= Aim =
From the entries provided below, copy each line that contains the word "type".

═══ The input ═══

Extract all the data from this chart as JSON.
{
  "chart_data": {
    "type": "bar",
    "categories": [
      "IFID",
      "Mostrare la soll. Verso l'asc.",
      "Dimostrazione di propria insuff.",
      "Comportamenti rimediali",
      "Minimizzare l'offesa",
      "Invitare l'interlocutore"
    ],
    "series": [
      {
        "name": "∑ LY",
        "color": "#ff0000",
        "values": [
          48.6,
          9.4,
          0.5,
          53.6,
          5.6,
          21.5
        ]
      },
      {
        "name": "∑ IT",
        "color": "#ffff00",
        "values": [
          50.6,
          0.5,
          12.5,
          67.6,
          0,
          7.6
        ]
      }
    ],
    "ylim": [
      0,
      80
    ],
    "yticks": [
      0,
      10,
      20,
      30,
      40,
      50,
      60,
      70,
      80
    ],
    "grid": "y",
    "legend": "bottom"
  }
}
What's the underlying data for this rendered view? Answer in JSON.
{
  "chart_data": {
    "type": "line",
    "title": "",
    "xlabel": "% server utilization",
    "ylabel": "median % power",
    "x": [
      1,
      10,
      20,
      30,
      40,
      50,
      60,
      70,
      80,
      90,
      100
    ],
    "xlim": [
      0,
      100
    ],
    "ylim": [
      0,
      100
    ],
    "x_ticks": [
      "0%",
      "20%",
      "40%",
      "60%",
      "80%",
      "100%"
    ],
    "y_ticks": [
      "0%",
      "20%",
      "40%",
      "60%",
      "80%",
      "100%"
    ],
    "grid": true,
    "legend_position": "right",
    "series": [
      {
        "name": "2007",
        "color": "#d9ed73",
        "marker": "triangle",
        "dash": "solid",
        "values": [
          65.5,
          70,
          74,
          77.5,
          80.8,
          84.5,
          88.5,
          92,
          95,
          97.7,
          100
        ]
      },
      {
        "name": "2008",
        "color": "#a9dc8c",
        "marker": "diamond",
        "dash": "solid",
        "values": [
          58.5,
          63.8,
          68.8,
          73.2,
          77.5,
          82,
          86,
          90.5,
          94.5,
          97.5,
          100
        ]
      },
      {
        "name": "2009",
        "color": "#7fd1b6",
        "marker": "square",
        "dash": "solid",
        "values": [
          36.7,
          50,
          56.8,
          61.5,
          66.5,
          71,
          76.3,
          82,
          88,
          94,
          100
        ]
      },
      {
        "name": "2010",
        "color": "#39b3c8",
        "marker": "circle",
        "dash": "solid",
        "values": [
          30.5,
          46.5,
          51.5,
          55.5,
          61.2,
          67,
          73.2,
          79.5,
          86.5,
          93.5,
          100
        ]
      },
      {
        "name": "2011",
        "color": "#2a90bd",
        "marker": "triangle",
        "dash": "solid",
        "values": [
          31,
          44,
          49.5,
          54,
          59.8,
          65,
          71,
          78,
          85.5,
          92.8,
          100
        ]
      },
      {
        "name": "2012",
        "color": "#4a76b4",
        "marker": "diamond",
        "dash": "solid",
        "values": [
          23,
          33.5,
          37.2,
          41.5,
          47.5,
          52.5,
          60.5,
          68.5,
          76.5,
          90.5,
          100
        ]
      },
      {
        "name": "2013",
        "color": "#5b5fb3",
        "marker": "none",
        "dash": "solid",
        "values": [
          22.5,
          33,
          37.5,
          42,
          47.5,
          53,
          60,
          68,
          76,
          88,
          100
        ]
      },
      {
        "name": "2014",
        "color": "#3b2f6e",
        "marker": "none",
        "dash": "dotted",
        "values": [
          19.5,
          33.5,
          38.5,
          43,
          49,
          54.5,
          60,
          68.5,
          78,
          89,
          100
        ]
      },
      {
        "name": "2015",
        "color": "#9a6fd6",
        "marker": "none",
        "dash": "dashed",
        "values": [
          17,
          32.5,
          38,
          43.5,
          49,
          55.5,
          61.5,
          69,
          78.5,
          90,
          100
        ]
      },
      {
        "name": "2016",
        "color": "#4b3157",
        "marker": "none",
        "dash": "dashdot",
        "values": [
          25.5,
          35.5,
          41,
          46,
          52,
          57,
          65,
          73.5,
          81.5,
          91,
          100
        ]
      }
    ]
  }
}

═══
═══ The input ═══

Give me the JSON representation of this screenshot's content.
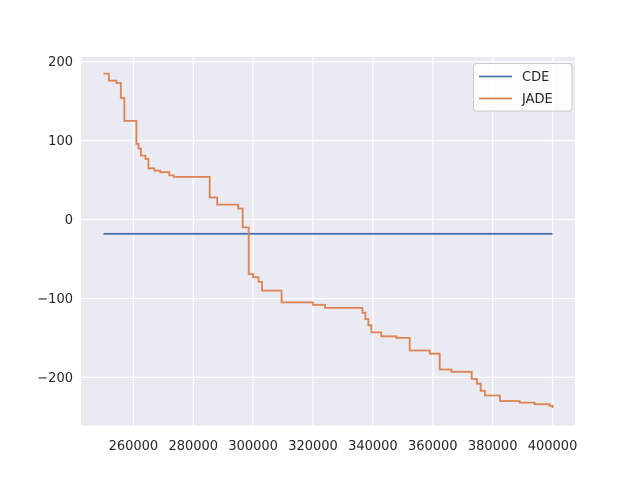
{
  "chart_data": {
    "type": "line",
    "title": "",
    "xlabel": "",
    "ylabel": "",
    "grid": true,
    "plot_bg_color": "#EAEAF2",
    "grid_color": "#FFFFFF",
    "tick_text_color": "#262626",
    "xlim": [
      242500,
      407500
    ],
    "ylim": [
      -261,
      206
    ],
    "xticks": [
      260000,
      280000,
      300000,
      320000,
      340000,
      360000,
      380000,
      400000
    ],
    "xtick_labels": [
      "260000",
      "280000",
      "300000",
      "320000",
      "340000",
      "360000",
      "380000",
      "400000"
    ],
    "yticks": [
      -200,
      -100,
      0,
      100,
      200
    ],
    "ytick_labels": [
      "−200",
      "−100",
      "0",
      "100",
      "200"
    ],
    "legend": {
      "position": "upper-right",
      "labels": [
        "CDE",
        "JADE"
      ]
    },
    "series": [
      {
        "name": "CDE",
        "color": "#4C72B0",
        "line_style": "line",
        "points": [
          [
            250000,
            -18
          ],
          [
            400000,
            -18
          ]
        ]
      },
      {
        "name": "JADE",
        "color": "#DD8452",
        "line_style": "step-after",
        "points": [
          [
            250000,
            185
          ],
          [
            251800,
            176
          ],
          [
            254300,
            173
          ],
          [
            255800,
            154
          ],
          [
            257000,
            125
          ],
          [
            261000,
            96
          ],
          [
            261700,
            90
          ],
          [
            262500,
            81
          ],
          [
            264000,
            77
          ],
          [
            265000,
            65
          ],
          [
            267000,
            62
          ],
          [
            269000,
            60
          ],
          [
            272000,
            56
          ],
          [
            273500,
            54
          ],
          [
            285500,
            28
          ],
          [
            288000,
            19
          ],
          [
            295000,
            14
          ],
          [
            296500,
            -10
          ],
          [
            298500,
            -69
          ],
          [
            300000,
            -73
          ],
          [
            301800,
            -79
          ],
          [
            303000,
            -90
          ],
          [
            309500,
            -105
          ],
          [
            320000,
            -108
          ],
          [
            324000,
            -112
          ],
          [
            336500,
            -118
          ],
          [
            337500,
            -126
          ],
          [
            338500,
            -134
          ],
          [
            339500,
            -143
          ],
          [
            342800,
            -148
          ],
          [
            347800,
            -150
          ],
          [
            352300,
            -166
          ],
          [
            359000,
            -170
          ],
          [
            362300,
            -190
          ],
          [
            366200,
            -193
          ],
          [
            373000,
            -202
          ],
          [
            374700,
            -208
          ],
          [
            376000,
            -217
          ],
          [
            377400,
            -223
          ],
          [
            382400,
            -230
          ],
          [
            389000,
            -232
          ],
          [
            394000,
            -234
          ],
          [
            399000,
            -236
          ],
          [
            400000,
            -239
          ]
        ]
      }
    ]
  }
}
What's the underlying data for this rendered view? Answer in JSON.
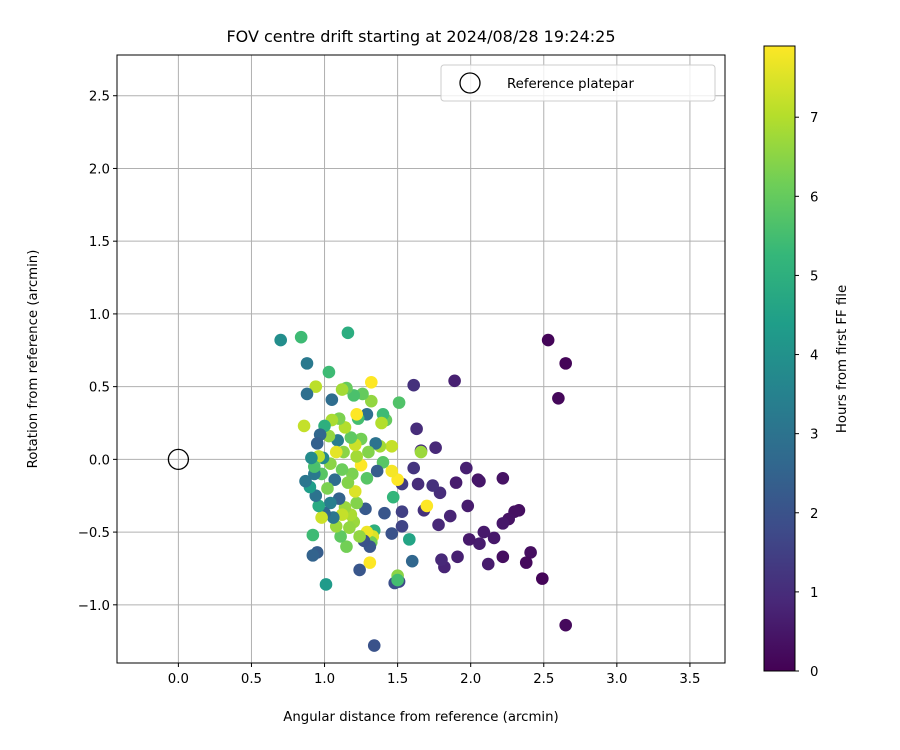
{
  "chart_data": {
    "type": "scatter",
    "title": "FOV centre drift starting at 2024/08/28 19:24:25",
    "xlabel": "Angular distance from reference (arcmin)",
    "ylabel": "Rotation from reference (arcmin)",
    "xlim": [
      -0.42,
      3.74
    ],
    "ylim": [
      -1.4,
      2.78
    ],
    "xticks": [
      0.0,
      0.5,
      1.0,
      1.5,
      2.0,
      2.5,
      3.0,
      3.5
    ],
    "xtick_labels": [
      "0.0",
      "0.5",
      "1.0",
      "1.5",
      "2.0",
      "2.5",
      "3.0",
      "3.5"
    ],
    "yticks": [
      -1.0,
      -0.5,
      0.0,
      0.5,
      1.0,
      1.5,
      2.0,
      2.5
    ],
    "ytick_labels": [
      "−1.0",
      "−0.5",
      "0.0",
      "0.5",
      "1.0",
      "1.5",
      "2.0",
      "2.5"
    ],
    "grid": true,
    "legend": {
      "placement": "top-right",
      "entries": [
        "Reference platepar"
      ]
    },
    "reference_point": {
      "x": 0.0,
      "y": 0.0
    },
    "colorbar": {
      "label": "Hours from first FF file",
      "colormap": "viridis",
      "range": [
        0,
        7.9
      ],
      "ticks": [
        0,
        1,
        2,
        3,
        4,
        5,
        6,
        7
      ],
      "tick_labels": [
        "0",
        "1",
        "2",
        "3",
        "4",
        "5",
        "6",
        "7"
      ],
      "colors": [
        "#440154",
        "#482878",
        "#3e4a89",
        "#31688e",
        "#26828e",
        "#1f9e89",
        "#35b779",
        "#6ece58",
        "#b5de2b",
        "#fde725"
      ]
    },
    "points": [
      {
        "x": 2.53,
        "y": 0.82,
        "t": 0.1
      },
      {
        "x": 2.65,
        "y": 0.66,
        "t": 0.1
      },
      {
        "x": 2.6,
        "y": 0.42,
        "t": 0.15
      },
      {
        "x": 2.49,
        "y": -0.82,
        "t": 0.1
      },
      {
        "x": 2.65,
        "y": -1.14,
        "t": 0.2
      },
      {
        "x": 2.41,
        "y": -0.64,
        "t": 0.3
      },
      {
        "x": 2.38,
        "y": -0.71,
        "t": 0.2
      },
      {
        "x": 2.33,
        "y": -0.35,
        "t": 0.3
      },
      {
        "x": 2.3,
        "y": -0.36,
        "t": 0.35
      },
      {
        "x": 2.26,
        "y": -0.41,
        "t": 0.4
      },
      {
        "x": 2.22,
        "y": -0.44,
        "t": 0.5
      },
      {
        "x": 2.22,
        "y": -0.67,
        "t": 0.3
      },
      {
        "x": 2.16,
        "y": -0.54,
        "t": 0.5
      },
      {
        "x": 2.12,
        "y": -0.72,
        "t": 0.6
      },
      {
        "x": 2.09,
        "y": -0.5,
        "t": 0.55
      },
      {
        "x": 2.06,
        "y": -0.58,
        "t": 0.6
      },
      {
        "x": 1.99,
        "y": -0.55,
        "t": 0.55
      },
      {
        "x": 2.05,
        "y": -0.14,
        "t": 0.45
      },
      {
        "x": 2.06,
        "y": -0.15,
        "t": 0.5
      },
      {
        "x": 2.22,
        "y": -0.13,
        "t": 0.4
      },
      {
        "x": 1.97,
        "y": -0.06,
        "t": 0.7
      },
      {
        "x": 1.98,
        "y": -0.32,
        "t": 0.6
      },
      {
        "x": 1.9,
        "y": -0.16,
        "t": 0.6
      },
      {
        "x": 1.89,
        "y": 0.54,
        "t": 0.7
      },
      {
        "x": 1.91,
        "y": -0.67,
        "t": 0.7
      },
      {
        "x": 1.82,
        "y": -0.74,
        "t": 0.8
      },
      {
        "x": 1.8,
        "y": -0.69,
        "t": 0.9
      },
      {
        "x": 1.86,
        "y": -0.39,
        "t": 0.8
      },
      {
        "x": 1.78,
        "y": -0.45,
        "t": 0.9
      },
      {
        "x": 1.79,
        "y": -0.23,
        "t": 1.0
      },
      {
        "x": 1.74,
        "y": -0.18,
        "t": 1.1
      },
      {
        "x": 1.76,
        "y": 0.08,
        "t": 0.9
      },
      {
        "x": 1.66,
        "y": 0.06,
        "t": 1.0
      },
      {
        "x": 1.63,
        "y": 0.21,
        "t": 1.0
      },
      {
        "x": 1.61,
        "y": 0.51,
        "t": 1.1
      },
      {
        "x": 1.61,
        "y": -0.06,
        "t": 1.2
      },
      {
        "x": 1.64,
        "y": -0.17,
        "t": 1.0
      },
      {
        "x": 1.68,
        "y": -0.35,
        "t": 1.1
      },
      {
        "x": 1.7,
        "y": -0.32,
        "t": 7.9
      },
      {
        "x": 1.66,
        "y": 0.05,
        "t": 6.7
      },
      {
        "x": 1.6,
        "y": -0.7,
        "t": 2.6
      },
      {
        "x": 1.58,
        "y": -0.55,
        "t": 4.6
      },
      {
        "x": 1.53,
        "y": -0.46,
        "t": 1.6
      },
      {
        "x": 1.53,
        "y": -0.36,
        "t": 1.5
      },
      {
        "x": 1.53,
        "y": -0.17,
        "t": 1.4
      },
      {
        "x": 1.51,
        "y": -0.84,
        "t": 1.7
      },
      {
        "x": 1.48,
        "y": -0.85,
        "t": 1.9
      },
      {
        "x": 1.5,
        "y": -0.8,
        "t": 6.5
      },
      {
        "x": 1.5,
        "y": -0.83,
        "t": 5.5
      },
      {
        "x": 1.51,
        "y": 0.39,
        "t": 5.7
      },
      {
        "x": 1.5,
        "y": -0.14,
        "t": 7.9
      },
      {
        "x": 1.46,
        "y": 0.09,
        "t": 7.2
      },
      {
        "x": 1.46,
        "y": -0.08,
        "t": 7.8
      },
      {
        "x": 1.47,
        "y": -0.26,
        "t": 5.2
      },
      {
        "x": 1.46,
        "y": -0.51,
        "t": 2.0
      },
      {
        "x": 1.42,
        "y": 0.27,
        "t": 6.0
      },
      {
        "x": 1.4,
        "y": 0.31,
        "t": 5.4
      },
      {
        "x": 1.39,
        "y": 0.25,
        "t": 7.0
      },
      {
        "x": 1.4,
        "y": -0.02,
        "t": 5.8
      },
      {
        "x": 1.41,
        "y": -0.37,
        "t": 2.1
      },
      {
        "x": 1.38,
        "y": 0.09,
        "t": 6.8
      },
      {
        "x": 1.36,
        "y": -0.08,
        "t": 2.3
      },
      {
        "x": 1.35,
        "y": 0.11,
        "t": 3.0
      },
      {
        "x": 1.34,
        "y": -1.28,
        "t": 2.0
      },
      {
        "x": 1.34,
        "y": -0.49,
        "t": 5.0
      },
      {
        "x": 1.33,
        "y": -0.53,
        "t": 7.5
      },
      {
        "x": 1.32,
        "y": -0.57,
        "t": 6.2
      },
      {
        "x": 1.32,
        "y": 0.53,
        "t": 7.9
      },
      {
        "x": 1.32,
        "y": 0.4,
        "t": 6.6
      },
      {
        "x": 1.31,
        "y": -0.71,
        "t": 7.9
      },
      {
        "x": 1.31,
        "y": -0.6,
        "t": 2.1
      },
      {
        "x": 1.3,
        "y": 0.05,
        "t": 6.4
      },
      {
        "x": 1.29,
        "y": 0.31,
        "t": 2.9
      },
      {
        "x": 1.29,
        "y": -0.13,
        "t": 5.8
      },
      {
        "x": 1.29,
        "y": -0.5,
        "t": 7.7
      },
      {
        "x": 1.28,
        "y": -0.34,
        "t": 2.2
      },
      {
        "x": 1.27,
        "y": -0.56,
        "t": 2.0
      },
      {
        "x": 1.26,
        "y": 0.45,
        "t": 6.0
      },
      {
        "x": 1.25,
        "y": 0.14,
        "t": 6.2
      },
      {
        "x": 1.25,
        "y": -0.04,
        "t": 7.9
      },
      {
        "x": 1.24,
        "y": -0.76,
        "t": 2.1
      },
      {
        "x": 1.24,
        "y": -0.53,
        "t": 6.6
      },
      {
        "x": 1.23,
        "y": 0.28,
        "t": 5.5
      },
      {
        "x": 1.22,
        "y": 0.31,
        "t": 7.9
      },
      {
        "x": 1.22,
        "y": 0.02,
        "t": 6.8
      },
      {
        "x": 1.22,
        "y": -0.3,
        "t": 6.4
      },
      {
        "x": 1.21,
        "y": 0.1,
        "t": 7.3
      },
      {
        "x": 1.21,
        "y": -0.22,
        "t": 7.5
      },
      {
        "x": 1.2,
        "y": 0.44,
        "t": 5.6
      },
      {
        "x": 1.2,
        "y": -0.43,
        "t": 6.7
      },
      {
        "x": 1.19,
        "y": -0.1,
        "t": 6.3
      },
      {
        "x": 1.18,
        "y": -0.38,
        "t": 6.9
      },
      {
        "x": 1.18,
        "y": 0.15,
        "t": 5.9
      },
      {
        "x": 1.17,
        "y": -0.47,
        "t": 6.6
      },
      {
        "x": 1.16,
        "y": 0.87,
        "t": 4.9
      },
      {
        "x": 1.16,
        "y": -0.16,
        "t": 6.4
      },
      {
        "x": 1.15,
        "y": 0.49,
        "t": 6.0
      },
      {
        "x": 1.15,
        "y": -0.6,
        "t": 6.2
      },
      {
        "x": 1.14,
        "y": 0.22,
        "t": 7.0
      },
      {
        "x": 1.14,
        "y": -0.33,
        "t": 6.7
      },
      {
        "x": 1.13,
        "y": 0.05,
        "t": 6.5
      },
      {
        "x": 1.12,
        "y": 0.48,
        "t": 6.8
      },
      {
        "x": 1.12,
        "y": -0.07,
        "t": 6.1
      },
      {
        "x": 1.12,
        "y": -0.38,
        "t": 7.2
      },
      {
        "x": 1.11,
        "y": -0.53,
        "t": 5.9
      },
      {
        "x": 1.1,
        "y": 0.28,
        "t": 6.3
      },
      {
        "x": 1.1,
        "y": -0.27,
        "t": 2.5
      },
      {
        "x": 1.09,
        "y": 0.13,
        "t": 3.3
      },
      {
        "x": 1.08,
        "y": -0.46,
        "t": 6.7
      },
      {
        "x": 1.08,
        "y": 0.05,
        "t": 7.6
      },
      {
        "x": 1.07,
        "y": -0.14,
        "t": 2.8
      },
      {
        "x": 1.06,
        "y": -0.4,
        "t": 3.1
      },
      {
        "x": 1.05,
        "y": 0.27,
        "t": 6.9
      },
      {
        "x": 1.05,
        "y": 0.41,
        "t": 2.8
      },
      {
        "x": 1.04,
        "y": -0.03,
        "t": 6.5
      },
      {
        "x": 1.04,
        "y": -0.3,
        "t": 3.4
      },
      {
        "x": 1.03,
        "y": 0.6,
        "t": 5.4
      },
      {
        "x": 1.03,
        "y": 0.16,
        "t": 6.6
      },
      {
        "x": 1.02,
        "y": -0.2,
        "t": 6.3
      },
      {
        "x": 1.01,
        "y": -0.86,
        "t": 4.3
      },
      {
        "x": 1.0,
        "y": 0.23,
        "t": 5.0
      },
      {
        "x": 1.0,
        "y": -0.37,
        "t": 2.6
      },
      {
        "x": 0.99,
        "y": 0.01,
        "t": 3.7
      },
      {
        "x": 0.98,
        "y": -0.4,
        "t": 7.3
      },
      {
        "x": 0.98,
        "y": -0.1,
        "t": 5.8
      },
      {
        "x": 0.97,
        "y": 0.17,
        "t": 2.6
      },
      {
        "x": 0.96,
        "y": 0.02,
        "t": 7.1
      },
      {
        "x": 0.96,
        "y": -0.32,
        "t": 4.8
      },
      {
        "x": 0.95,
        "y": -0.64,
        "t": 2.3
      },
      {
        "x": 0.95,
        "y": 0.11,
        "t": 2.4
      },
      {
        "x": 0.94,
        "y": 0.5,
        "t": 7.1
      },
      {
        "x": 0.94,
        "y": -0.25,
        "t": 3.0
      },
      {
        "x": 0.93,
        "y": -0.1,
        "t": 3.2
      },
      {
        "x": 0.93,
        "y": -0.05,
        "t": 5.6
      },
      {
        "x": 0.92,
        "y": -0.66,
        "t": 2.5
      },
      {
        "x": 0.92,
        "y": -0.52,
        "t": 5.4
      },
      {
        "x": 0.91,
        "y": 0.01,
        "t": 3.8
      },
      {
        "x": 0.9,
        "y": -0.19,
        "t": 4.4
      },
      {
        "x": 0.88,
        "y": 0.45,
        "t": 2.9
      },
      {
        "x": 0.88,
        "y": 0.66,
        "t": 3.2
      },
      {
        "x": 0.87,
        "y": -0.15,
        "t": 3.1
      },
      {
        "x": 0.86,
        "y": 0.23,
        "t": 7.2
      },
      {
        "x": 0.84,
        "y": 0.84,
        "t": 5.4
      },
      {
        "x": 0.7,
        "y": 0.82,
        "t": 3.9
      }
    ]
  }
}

═══

= Full output =
    "type": "bar",
    "type": "line",
    "type": "line",
    "type": "scatter",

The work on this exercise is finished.